(TASK INSTRUCTIONS): Gather all lines with the word "title" in them.

Stored data entries
╔══

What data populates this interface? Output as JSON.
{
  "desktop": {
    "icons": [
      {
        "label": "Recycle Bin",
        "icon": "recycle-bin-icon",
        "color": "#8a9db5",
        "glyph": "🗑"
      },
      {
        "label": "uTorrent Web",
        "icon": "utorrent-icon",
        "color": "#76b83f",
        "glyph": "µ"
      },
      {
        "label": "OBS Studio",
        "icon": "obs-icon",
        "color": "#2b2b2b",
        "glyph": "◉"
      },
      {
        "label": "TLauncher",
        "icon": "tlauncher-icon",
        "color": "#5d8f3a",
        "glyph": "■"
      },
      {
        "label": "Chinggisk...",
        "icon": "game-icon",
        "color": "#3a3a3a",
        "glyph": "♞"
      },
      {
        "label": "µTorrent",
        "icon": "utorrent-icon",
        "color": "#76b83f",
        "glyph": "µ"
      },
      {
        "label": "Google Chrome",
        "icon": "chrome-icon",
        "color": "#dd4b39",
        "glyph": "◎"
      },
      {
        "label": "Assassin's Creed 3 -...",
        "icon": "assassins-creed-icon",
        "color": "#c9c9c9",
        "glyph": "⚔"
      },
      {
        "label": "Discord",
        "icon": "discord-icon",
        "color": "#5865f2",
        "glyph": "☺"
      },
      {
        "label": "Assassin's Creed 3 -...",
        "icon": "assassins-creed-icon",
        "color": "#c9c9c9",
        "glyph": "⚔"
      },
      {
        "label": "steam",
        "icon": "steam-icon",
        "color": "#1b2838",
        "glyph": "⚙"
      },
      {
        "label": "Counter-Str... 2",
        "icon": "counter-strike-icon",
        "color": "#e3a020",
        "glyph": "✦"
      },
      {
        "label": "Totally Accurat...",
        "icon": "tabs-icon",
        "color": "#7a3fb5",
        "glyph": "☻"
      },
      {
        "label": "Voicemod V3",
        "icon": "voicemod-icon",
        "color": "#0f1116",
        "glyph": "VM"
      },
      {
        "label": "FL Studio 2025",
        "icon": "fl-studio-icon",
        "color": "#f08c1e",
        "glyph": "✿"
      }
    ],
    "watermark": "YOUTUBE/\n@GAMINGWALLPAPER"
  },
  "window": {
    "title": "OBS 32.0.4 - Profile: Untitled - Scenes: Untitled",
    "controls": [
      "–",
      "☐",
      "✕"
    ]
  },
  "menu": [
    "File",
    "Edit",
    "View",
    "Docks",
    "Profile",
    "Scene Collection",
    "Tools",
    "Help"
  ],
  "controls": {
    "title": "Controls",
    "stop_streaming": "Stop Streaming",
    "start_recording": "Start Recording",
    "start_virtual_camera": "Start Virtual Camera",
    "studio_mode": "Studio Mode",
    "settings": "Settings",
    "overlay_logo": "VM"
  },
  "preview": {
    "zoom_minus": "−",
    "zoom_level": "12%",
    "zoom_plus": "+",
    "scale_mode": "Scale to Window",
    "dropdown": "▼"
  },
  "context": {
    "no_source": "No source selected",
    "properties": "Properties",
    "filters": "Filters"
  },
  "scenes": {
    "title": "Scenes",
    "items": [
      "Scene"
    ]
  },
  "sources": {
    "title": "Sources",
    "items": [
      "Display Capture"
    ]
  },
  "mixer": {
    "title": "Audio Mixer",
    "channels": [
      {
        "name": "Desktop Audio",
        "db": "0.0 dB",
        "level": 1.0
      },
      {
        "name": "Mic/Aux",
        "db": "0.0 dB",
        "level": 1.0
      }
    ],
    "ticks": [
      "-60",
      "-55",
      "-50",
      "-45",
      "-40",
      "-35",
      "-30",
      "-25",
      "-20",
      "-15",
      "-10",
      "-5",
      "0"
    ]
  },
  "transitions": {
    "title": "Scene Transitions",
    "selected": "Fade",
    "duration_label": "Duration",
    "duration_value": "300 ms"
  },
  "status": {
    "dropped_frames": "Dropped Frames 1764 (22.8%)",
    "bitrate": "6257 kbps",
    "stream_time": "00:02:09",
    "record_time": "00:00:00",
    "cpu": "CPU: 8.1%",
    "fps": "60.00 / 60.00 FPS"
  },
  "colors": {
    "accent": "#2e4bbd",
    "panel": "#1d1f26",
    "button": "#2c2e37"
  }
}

╚══

(SOLVED EXERCISE):
    "title": "OBS 32.0.4 - Profile: Untitled - Scenes: Untitled",
    "title": "Controls",
    "title": "Scenes",
    "title": "Sources",
    "title": "Audio Mixer",
    "title": "Scene Transitions",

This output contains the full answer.